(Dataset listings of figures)
·····

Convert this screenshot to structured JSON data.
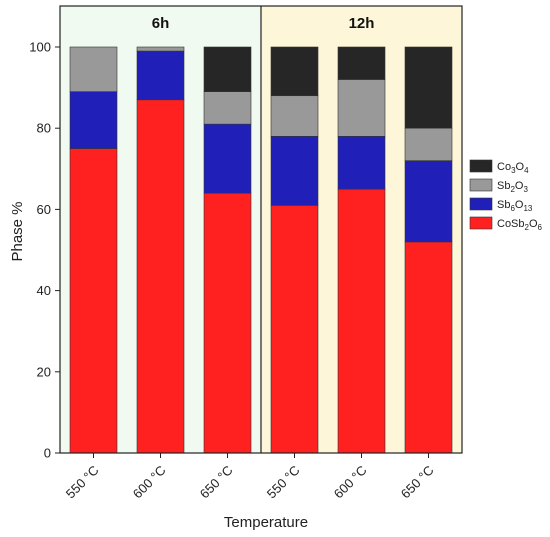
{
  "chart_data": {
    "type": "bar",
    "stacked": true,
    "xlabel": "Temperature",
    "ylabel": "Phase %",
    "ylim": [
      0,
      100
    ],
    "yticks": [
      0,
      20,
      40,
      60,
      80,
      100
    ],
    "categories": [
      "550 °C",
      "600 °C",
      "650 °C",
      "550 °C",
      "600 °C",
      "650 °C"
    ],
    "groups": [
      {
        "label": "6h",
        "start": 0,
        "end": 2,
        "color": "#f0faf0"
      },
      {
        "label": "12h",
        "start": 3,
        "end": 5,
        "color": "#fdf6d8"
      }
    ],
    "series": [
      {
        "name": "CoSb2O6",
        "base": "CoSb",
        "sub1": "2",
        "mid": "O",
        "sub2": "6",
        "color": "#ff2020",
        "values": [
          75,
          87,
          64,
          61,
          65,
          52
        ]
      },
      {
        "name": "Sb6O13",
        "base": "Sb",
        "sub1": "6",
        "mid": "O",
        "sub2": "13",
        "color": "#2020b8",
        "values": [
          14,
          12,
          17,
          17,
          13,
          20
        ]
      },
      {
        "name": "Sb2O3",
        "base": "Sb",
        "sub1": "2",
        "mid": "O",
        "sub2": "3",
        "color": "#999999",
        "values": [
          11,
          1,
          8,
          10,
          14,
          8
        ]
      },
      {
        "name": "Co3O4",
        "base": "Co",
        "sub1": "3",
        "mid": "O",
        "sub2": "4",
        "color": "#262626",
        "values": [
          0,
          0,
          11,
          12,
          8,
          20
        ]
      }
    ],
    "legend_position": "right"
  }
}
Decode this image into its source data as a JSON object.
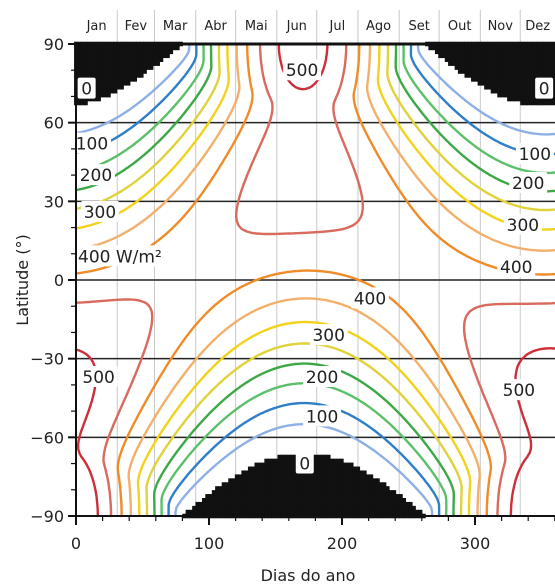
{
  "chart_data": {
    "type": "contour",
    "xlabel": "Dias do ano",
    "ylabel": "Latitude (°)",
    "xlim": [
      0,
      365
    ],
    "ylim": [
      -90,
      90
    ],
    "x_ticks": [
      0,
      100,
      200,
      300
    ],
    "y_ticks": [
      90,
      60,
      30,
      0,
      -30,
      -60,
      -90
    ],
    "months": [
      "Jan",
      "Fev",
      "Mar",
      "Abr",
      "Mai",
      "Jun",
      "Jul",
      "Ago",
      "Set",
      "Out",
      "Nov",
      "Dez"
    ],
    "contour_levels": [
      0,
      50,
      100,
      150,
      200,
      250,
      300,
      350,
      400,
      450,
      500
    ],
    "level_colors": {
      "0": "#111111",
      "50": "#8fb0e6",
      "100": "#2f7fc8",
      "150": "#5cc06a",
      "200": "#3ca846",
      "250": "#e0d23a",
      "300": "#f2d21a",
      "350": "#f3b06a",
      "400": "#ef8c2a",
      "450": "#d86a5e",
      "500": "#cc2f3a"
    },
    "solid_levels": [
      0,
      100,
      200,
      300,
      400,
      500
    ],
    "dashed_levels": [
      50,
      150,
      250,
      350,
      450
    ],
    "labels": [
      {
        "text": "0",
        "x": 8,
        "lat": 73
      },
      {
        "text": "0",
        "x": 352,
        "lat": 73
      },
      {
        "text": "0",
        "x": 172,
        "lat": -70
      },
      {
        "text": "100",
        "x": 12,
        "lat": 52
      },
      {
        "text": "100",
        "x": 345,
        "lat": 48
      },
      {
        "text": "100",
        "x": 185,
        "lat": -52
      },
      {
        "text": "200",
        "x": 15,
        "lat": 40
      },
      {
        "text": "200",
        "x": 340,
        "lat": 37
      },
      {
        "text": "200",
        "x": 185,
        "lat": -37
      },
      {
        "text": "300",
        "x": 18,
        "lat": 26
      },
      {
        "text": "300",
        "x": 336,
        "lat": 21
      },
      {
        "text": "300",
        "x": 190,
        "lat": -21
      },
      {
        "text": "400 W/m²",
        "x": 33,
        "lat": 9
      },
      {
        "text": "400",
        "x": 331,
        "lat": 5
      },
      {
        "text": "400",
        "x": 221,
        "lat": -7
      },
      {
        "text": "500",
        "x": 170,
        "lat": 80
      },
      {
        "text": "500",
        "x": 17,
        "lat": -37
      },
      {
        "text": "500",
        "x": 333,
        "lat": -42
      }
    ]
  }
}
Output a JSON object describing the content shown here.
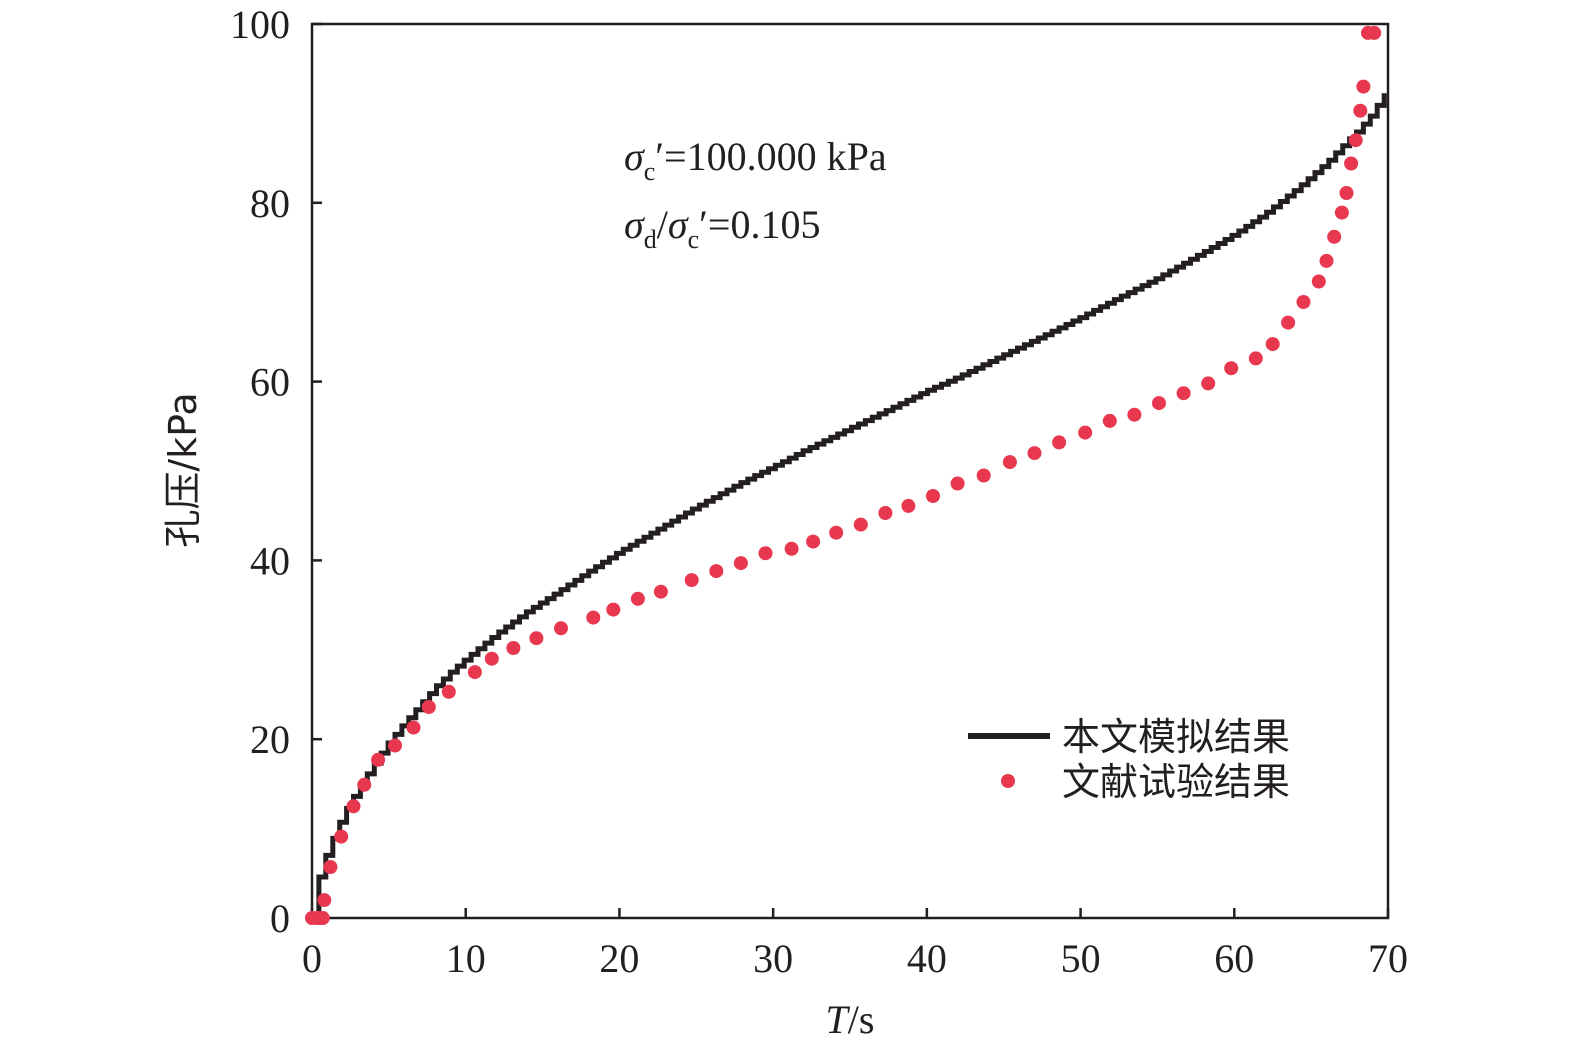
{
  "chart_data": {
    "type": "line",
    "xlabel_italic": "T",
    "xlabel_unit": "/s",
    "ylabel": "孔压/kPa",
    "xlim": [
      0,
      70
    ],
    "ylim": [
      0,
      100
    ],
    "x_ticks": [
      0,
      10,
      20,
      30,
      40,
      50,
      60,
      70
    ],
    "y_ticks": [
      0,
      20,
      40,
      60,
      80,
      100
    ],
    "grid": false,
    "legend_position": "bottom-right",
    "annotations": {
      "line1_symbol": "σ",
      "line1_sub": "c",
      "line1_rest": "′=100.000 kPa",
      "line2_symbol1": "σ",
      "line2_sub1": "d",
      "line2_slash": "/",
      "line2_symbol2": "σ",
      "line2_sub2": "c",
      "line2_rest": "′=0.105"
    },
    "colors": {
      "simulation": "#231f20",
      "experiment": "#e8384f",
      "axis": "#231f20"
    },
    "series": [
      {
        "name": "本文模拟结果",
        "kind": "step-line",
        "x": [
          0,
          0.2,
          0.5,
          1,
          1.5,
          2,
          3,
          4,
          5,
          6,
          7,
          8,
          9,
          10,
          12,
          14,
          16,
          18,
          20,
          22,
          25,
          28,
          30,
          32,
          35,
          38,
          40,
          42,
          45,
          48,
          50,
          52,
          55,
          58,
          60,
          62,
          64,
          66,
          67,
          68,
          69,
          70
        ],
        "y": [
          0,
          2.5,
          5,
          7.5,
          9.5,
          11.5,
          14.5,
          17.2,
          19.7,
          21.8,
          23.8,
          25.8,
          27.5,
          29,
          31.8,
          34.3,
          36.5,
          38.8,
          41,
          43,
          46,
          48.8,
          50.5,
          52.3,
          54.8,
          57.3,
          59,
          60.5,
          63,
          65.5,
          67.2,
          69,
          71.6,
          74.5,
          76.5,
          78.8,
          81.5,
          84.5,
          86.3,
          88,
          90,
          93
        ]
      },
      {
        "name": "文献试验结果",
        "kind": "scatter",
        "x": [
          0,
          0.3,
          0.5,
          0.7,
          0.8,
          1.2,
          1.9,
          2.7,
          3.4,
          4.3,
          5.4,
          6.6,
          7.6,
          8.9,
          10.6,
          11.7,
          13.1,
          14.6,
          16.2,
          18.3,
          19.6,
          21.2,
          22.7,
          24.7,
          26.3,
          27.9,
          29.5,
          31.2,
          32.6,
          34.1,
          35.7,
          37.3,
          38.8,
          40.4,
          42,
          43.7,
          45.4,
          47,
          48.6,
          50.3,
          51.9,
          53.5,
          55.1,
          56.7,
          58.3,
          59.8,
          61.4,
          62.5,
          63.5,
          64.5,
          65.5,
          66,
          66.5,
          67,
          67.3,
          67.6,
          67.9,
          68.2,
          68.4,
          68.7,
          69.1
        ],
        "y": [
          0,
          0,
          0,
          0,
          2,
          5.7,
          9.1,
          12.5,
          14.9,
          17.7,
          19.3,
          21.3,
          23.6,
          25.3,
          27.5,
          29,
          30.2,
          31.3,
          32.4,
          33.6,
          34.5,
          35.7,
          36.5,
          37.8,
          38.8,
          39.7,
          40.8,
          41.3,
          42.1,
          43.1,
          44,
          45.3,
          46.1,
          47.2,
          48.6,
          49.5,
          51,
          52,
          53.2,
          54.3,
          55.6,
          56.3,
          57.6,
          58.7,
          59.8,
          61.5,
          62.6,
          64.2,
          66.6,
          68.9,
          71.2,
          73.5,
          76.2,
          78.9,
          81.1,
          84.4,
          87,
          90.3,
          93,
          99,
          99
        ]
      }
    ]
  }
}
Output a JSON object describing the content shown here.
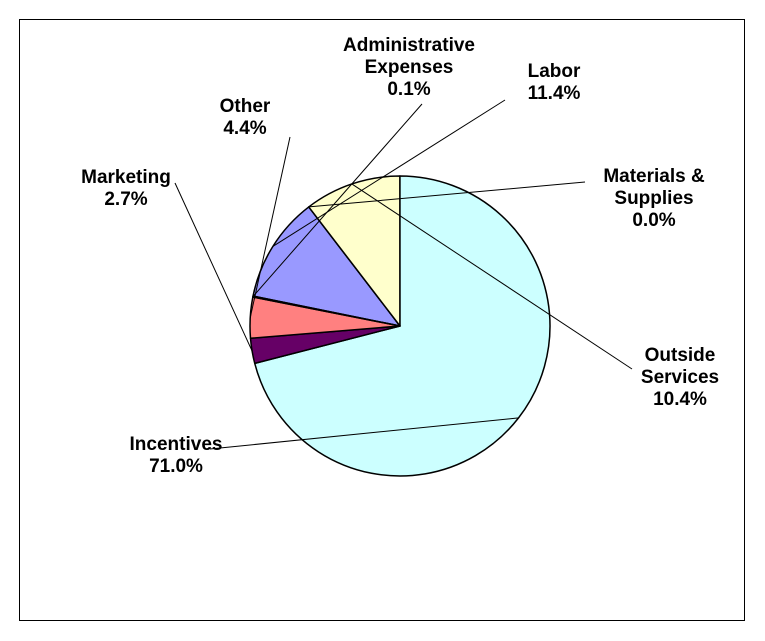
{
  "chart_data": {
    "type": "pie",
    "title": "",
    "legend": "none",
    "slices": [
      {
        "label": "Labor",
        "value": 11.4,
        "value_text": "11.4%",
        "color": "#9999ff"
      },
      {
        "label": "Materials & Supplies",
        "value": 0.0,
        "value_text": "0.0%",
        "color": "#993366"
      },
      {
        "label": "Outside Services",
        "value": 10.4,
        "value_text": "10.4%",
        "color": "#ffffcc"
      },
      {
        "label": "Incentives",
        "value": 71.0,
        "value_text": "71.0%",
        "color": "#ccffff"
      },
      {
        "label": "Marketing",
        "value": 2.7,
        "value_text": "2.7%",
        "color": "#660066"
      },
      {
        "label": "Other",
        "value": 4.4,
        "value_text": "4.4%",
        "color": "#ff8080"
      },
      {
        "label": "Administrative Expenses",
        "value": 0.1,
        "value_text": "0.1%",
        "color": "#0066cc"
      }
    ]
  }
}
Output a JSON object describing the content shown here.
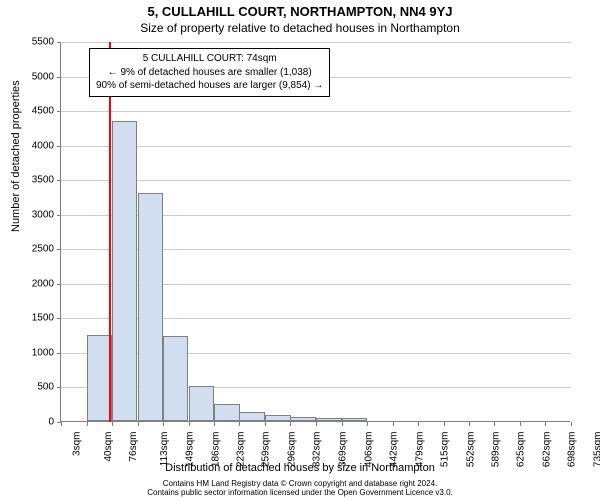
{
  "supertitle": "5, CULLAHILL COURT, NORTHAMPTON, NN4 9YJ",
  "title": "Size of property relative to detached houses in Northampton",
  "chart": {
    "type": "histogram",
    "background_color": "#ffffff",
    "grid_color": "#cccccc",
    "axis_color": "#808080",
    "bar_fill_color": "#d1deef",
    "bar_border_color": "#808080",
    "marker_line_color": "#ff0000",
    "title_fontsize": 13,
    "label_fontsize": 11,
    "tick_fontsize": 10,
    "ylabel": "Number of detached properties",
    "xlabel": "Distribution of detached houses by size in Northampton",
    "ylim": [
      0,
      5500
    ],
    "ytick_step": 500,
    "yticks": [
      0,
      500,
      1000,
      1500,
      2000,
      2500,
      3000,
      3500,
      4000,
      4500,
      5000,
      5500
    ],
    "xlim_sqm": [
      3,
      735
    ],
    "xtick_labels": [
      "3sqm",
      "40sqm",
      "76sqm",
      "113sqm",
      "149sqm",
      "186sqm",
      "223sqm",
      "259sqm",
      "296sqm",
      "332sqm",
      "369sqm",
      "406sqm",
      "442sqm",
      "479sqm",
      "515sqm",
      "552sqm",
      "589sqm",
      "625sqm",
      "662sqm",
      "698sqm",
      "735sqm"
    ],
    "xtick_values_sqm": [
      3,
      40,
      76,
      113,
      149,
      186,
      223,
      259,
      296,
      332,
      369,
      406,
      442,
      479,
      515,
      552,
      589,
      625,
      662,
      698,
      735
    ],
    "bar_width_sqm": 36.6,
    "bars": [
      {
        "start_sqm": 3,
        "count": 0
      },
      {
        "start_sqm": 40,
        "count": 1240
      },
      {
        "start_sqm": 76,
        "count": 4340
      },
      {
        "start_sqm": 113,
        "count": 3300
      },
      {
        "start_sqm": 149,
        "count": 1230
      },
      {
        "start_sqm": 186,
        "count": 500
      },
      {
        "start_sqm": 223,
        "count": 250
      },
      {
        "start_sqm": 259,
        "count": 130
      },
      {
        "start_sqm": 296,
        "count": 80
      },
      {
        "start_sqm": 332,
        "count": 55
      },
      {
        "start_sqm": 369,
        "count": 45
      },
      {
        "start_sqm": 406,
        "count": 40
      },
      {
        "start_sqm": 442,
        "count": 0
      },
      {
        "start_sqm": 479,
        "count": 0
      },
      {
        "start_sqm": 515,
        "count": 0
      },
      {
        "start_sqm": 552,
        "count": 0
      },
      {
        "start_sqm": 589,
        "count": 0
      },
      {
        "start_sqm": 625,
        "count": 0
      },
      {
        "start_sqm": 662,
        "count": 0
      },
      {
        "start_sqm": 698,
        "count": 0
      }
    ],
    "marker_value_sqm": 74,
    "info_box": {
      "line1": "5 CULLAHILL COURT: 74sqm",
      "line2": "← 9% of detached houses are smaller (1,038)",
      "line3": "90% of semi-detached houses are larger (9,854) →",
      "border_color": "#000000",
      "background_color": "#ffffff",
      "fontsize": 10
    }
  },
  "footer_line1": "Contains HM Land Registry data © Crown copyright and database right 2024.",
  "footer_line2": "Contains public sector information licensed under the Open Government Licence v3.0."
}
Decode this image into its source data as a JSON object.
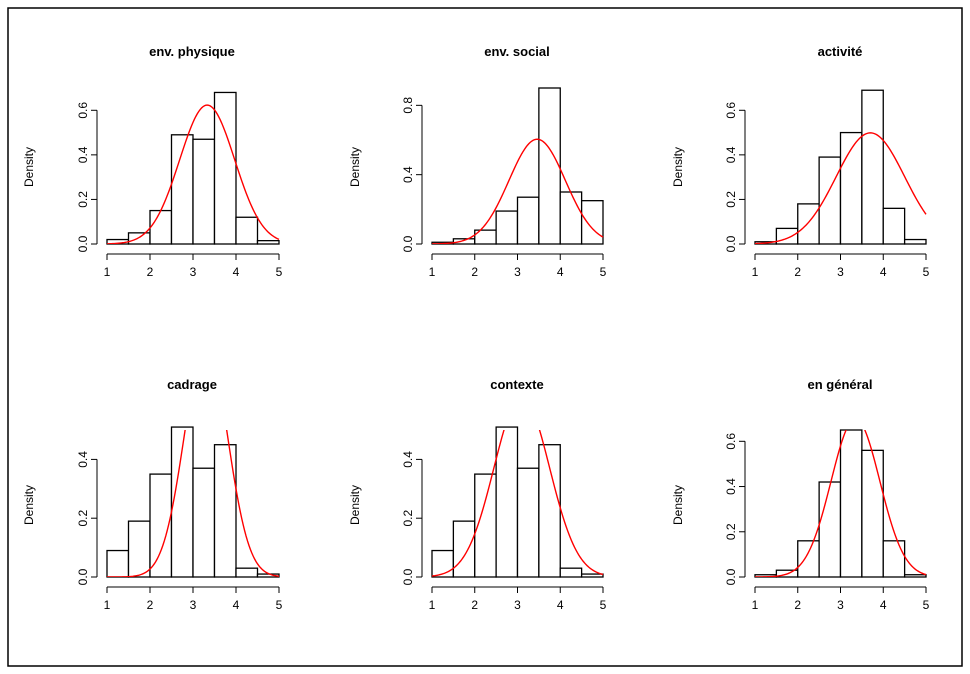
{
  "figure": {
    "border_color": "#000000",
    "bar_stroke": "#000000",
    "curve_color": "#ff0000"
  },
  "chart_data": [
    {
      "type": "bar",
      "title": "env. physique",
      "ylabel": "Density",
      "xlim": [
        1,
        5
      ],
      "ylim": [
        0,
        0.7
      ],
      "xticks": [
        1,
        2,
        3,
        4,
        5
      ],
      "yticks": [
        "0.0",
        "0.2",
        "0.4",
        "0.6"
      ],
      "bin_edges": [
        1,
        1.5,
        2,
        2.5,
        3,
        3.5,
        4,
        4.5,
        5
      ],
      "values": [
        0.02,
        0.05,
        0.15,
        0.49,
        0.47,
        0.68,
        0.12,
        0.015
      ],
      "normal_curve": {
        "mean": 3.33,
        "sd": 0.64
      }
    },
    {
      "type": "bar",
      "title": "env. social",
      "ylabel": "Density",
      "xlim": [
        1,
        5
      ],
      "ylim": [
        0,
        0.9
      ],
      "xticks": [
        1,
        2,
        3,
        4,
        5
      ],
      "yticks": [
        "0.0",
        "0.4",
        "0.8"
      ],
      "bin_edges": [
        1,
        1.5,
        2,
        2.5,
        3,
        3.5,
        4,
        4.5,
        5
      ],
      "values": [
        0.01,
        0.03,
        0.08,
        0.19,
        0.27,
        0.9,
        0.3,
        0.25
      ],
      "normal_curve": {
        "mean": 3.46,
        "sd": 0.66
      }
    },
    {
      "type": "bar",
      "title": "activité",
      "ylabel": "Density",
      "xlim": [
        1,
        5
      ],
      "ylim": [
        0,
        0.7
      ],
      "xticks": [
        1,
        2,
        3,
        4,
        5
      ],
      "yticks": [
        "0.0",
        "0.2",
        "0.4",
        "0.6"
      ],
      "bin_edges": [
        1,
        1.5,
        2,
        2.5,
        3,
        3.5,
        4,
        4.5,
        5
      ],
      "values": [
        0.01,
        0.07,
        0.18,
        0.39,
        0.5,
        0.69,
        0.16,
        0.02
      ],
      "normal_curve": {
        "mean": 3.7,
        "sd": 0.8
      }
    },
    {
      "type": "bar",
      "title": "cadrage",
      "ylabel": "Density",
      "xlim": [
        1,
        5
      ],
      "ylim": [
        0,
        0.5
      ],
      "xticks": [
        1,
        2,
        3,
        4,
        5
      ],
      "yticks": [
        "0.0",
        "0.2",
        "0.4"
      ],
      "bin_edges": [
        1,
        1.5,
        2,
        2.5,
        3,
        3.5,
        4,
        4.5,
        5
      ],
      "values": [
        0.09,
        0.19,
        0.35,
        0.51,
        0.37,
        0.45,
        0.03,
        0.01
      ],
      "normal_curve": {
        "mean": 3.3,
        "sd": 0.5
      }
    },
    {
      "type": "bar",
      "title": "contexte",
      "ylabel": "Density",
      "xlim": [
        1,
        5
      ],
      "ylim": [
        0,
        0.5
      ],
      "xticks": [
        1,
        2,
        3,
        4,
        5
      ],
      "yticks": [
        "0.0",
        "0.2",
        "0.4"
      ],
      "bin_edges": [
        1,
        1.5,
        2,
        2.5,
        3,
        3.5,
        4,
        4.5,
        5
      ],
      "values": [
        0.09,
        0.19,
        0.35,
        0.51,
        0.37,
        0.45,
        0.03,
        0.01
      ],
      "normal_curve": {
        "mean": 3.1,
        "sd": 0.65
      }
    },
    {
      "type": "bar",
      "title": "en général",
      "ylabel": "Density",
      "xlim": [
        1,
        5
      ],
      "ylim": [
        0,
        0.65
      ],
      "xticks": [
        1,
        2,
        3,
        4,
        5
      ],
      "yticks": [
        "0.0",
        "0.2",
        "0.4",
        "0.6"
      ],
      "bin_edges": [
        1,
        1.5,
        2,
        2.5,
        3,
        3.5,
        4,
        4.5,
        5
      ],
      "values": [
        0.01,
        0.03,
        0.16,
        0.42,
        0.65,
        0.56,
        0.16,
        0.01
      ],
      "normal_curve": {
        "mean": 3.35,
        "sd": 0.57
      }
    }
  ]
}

·····

WHAT TO WORK ON. Return each full line of the entries that contains the word "CULLAHILL".

TASK RESULT.
  "supertitle": "5, CULLAHILL COURT, NORTHAMPTON, NN4 9YJ",
      "line1": "5 CULLAHILL COURT: 74sqm",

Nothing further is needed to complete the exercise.